- **What to produce**
Among the lines of these entries, how many hold the word "ylabel"? State only the number.
====== Records for this task
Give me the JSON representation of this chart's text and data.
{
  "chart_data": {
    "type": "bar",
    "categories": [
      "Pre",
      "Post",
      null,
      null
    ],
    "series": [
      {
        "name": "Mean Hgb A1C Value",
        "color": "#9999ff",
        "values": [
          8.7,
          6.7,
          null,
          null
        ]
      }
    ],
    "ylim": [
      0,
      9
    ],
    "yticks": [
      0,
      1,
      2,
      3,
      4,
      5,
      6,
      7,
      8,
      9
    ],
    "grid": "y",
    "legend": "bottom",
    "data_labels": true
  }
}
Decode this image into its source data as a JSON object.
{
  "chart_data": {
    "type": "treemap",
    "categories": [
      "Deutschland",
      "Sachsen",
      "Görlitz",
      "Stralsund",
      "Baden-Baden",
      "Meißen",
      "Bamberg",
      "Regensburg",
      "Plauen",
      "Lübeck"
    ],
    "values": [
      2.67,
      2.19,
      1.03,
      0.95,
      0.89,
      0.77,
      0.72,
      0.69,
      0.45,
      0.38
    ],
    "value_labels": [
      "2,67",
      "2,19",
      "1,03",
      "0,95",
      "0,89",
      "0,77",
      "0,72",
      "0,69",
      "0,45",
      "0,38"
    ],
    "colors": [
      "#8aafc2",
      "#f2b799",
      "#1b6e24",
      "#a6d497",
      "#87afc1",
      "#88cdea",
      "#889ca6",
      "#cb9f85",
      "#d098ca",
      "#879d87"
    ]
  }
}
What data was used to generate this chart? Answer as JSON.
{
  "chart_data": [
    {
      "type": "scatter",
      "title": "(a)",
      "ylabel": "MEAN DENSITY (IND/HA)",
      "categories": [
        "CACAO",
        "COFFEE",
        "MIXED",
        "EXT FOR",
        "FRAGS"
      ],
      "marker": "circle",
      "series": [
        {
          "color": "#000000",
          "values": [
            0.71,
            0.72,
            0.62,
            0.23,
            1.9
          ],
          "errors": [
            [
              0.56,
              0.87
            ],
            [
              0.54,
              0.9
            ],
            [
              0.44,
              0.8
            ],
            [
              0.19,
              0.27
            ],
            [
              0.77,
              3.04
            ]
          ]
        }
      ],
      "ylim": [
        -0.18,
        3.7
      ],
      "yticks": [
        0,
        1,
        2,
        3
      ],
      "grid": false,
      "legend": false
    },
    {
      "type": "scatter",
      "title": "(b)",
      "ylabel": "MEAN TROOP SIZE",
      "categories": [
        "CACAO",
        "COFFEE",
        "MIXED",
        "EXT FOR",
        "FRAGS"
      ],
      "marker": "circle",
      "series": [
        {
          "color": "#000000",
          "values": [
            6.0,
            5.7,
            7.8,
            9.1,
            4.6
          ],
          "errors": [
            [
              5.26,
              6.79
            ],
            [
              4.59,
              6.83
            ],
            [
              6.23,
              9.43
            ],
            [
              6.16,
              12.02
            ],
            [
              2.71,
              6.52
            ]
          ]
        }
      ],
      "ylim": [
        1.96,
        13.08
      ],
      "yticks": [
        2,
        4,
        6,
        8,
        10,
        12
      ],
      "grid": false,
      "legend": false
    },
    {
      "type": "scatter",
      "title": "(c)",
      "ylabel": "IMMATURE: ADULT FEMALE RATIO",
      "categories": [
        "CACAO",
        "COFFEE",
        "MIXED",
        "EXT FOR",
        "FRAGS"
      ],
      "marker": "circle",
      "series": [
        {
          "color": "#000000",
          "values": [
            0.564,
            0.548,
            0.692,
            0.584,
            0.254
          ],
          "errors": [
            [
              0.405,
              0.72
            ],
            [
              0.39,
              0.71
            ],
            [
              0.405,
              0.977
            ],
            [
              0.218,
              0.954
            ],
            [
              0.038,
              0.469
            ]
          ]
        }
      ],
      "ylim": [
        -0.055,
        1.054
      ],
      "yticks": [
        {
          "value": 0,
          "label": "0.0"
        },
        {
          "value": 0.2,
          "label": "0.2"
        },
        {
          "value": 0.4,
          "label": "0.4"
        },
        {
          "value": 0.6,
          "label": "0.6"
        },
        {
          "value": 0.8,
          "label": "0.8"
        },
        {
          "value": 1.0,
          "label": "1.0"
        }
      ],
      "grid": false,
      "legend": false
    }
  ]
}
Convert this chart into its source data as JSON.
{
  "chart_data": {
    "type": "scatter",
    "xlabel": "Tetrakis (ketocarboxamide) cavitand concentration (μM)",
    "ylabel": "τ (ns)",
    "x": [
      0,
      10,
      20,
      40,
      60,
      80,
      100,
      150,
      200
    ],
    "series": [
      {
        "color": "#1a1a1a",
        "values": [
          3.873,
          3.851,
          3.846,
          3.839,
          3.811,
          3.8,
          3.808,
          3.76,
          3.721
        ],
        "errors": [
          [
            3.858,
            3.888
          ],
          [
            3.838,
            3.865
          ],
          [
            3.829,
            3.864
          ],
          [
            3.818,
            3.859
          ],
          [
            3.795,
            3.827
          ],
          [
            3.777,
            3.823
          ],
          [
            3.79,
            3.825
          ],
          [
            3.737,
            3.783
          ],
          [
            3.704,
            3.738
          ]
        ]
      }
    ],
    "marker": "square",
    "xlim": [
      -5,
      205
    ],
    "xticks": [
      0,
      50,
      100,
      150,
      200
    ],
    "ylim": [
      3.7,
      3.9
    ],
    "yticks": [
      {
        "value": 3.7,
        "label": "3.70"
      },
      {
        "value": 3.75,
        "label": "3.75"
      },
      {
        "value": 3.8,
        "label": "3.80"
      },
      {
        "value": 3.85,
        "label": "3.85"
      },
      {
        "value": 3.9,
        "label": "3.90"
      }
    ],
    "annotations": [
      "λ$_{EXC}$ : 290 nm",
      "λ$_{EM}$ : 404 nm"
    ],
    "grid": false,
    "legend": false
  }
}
============
- **Final result**
4